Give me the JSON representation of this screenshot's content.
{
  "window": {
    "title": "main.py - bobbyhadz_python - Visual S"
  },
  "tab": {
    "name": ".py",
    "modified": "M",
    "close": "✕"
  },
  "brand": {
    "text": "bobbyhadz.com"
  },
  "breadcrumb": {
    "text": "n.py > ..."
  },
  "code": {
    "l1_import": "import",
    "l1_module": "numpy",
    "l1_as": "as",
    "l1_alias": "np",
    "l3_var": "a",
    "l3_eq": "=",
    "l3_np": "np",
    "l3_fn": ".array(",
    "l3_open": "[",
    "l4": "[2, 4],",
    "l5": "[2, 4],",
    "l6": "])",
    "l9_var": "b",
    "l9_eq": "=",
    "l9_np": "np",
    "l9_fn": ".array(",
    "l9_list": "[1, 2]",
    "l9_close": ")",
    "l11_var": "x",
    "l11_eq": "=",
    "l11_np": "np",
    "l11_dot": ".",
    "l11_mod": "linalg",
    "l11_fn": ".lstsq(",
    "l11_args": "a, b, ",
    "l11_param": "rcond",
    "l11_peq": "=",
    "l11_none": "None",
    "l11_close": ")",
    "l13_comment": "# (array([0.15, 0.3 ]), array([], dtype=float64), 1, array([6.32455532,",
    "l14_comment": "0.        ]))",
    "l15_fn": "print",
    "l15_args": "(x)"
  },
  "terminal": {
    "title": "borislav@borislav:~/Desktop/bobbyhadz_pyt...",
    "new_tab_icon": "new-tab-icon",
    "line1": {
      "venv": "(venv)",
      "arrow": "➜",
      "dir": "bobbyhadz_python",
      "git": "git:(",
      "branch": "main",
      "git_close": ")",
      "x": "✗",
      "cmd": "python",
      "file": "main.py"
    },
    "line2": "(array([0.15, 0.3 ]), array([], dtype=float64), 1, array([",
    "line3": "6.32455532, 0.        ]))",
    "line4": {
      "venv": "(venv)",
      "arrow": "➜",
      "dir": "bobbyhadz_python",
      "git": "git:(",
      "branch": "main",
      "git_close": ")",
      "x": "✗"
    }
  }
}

◆ Task requirements: Search the lines for "title". Copy each line that has it.

◆ Answer to this task:
    "title": "main.py - bobbyhadz_python - Visual S"
    "title": "borislav@borislav:~/Desktop/bobbyhadz_pyt...",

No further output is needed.